The Indiana Lawyer takes a historical look at how the death penalty system has evolved during the past 40 years and how Indiana has amended its practices and procedures through the decades.


1972
The Supreme Court of the United States struck down the death penalty with its ruling in Furman v. Georgia, 408 U.S. 238 (1972), holding that all state death penalty sentencing statutes were unconstitutional under the Eighth Amendment’s cruel and unusual punishment clause because they allowed for arbitrary and capricious imposition.

1973
The Indiana General Assembly enacted a new death penalty sentencing statute, but a 1976 SCOTUS decision in Woodson v. North Carolina struck down a similar statute. The Indiana Supreme Court later struck down this state’s revised death penalty statute.

1976
Now-retired Justice John Paul Stevens joined with a U.S. Supreme Court majority in Gregg v. Georgia, 428 U.S. 153 (1976), which overruled Furman v. Georgia and helped pave the way for states to re-enact capital punishment.

1977
Indiana reintroduced capital punishment, and that sentencing statute remains in effect today.

1981
Indiana saw its first execution following the death penalty’s re-enactment. The defendant was Steven Judy, who’d been sentenced a year earlier but waived non-mandatory appeals.

1987
Indiana increased the minimum age of a person eligible for execution from 10 to 16.

1989
The state General Assembly created the Indiana Public Defender Commission to set standards for capital attorneys, and it authorized the commission to reimburse counties 50 percent of defense costs in capital cases.

1990-92
The Indiana Supreme Court established Criminal Rule 24 to set mandatory standards for appointing and compensating trial and appellate counsel in death penalty cases.

1993
The Indiana General Assembly created Life Without Parole as a sentencing option in capital murder cases, and a year later prosecutors were given the authority to ask for LWOP rather than requesting a death sentence.

1994
The Indiana General Assembly banned the execution of the mentally retarded, a legislative decision that preceded the 2002 SCOTUS ruling in Atkins v. Virginia that held the same.

◆ **Your objective**: Reproduce the Indiana death penalty timeline above word for word, from its opening sentence through the 1994 entry.

◆ **The data**:
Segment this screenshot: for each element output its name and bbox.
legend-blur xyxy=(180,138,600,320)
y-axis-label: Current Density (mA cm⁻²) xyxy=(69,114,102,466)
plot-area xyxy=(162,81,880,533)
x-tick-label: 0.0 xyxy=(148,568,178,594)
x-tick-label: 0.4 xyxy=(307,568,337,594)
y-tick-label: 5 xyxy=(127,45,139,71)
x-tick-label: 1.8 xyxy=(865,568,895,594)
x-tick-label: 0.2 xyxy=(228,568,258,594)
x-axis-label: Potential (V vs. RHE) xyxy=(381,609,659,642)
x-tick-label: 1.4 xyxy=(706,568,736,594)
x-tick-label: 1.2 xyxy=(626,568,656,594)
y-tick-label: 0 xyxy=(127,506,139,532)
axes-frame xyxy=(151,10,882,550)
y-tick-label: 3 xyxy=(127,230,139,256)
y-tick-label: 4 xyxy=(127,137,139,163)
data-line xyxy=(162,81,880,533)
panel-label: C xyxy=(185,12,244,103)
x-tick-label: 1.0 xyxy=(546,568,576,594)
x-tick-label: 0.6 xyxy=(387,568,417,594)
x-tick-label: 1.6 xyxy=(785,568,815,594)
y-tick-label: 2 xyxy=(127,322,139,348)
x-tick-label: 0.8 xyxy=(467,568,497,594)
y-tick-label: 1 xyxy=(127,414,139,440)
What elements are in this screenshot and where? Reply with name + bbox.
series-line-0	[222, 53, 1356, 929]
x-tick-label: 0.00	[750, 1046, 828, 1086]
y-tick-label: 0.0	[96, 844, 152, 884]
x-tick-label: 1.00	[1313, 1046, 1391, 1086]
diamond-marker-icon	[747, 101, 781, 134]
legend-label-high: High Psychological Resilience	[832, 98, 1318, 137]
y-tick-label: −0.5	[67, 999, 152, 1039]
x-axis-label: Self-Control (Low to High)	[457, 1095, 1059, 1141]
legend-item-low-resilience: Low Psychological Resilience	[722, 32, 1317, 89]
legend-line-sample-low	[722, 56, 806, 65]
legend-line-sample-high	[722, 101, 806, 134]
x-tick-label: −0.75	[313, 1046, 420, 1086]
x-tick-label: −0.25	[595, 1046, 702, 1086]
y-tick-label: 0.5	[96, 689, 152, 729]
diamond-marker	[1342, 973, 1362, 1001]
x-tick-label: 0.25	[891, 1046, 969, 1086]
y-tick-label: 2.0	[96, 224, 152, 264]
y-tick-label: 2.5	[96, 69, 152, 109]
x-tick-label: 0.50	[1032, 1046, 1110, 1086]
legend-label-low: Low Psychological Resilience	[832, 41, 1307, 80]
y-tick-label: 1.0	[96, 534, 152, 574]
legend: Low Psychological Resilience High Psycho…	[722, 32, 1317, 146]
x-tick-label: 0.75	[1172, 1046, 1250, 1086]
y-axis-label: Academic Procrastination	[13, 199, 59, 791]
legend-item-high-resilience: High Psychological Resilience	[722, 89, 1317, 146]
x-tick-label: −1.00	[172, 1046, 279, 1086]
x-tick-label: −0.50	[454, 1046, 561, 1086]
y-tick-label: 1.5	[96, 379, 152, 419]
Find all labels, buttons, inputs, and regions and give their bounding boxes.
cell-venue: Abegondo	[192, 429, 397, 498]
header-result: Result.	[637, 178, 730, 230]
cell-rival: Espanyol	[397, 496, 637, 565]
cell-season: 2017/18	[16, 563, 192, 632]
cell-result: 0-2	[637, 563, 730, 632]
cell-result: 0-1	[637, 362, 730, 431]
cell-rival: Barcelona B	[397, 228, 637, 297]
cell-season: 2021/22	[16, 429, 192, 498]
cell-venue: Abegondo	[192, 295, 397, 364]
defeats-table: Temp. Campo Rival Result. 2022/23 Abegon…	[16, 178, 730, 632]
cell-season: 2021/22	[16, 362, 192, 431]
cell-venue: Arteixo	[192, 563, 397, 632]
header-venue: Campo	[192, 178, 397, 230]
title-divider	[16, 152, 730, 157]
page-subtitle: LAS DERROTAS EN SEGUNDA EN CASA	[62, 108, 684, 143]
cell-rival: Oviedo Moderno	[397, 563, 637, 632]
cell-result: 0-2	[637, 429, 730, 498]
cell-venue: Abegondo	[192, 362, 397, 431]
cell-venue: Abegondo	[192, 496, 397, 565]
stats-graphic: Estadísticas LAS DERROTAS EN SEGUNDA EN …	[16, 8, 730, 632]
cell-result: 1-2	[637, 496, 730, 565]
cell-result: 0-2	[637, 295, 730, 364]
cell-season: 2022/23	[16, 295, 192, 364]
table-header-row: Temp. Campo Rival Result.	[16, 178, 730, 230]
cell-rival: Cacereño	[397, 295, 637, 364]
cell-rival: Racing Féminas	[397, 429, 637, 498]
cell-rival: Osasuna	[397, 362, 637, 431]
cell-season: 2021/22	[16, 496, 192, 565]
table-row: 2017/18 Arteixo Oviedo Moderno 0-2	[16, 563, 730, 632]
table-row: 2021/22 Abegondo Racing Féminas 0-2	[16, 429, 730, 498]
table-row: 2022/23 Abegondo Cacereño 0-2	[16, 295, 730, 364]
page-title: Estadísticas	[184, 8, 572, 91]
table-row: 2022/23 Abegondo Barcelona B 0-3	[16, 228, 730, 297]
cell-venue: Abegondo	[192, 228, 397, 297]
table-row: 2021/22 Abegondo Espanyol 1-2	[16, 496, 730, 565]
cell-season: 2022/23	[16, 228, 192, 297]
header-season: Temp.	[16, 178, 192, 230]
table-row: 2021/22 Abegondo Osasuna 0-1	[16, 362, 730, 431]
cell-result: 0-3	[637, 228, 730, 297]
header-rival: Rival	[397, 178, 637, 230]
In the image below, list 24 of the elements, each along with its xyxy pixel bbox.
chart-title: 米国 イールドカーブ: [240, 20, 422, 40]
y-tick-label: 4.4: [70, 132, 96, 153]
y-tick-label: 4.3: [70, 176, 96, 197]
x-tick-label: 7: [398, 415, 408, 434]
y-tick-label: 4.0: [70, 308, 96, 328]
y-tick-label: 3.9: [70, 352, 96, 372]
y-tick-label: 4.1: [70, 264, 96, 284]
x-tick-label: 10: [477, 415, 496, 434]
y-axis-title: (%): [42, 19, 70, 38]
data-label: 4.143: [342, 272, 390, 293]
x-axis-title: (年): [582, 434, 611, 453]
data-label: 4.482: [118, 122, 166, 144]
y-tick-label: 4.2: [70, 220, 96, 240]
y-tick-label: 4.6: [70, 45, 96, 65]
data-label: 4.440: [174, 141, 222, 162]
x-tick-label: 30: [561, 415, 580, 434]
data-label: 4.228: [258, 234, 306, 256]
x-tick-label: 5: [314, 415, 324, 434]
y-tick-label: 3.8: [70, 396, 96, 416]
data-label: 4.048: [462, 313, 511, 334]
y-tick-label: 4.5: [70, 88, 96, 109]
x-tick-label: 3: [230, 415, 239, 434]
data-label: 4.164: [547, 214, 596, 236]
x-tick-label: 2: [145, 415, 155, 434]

◆ **Task output**:
The Indiana Lawyer takes a historical look at how the death penalty system has evolved during the past 40 years and how Indiana has amended its practices and procedures through the decades.


1972
The Supreme Court of the United States struck down the death penalty with its ruling in Furman v. Georgia, 408 U.S. 238 (1972), holding that all state death penalty sentencing statutes were unconstitutional under the Eighth Amendment’s cruel and unusual punishment clause because they allowed for arbitrary and capricious imposition.

1973
The Indiana General Assembly enacted a new death penalty sentencing statute, but a 1976 SCOTUS decision in Woodson v. North Carolina struck down a similar statute. The Indiana Supreme Court later struck down this state’s revised death penalty statute.

1976
Now-retired Justice John Paul Stevens joined with a U.S. Supreme Court majority in Gregg v. Georgia, 428 U.S. 153 (1976), which overruled Furman v. Georgia and helped pave the way for states to re-enact capital punishment.

1977
Indiana reintroduced capital punishment, and that sentencing statute remains in effect today.

1981
Indiana saw its first execution following the death penalty’s re-enactment. The defendant was Steven Judy, who’d been sentenced a year earlier but waived non-mandatory appeals.

1987
Indiana increased the minimum age of a person eligible for execution from 10 to 16.

1989
The state General Assembly created the Indiana Public Defender Commission to set standards for capital attorneys, and it authorized the commission to reimburse counties 50 percent of defense costs in capital cases.

1990-92
The Indiana Supreme Court established Criminal Rule 24 to set mandatory standards for appointing and compensating trial and appellate counsel in death penalty cases.

1993
The Indiana General Assembly created Life Without Parole as a sentencing option in capital murder cases, and a year later prosecutors were given the authority to ask for LWOP rather than requesting a death sentence.

1994
The Indiana General Assembly banned the execution of the mentally retarded, a legislative decision that preceded the 2002 SCOTUS ruling in Atkins v. Virginia that held the same.